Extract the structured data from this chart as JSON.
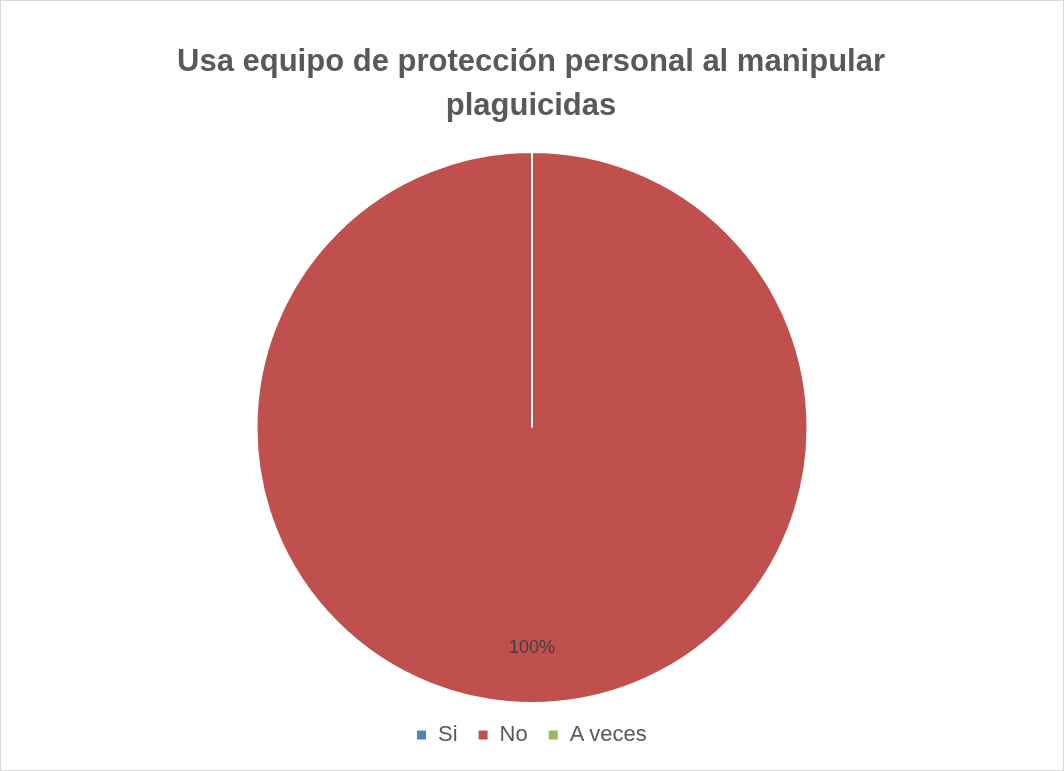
{
  "chart_data": {
    "type": "pie",
    "title": "Usa equipo de protección personal al manipular plaguicidas",
    "categories": [
      "Si",
      "No",
      "A veces"
    ],
    "values": [
      0,
      100,
      0
    ],
    "colors": [
      "#4f81bd",
      "#c0504d",
      "#9bbb59"
    ],
    "value_labels": [
      null,
      "100%",
      null
    ],
    "legend": "bottom"
  }
}
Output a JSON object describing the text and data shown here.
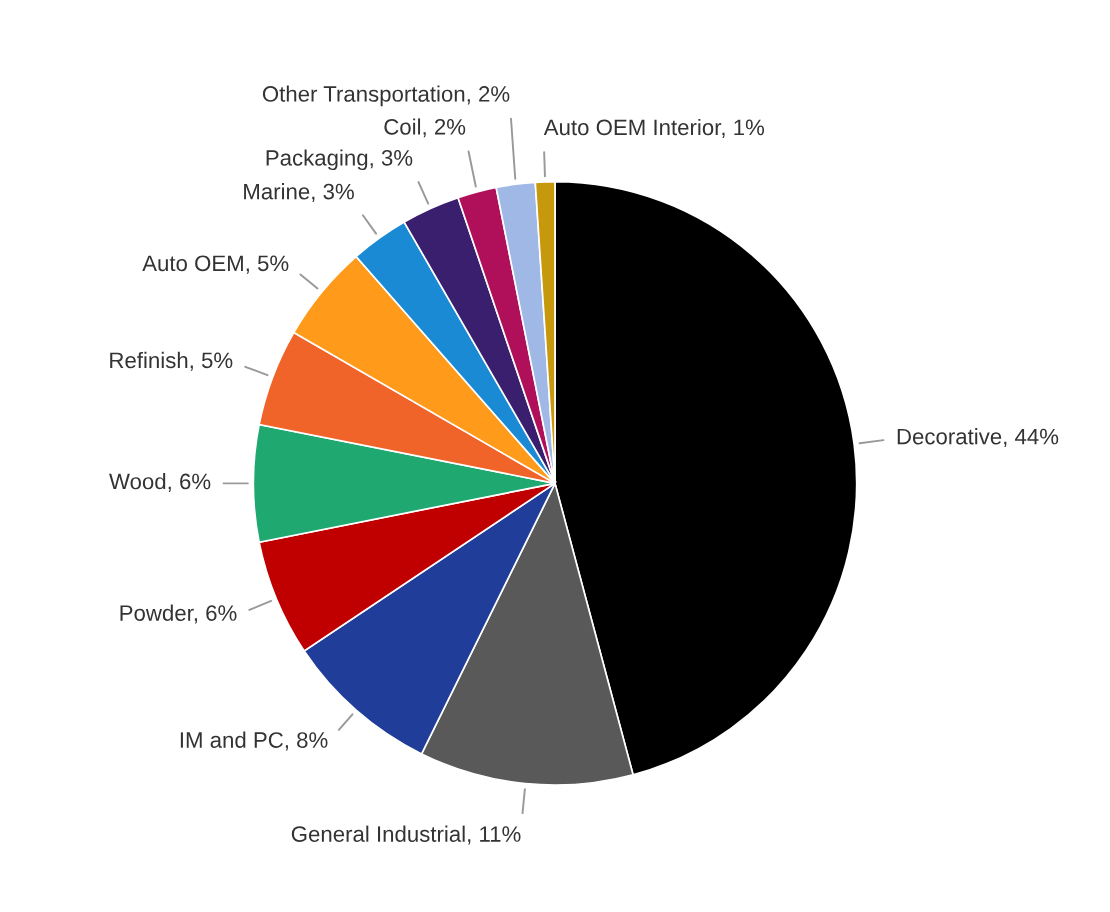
{
  "chart_data": {
    "type": "pie",
    "categories": [
      "Decorative",
      "General Industrial",
      "IM and PC",
      "Powder",
      "Wood",
      "Refinish",
      "Auto OEM",
      "Marine",
      "Packaging",
      "Coil",
      "Other Transportation",
      "Auto OEM Interior"
    ],
    "values": [
      44,
      11,
      8,
      6,
      6,
      5,
      5,
      3,
      3,
      2,
      2,
      1
    ],
    "value_labels": [
      "44%",
      "11%",
      "8%",
      "6%",
      "6%",
      "5%",
      "5%",
      "3%",
      "3%",
      "2%",
      "2%",
      "1%"
    ],
    "colors": [
      "#000000",
      "#595959",
      "#1f3d99",
      "#c00000",
      "#1fa870",
      "#f0642a",
      "#ff9a1a",
      "#1a8ad4",
      "#3a1f6e",
      "#b0105a",
      "#9fb8e6",
      "#c8980c"
    ],
    "legend": false
  }
}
---*---
- What you have to do -
Print each line of the material above exactly, with the pictures removed from your copy.

- Result -
Extract the structured data from this chart as JSON.
{
  "chart_data": {
    "type": "pie",
    "title": "Usa equipo de protección personal al manipular plaguicidas",
    "categories": [
      "Si",
      "No",
      "A veces"
    ],
    "values": [
      0,
      100,
      0
    ],
    "colors": [
      "#4f81bd",
      "#c0504d",
      "#9bbb59"
    ],
    "value_labels": [
      null,
      "100%",
      null
    ],
    "legend": "bottom"
  }
}
Output a JSON object describing the text and data shown here.
{
  "chart_data": {
    "type": "pie",
    "categories": [
      "Decorative",
      "General Industrial",
      "IM and PC",
      "Powder",
      "Wood",
      "Refinish",
      "Auto OEM",
      "Marine",
      "Packaging",
      "Coil",
      "Other Transportation",
      "Auto OEM Interior"
    ],
    "values": [
      44,
      11,
      8,
      6,
      6,
      5,
      5,
      3,
      3,
      2,
      2,
      1
    ],
    "value_labels": [
      "44%",
      "11%",
      "8%",
      "6%",
      "6%",
      "5%",
      "5%",
      "3%",
      "3%",
      "2%",
      "2%",
      "1%"
    ],
    "colors": [
      "#000000",
      "#595959",
      "#1f3d99",
      "#c00000",
      "#1fa870",
      "#f0642a",
      "#ff9a1a",
      "#1a8ad4",
      "#3a1f6e",
      "#b0105a",
      "#9fb8e6",
      "#c8980c"
    ],
    "legend": false
  }
}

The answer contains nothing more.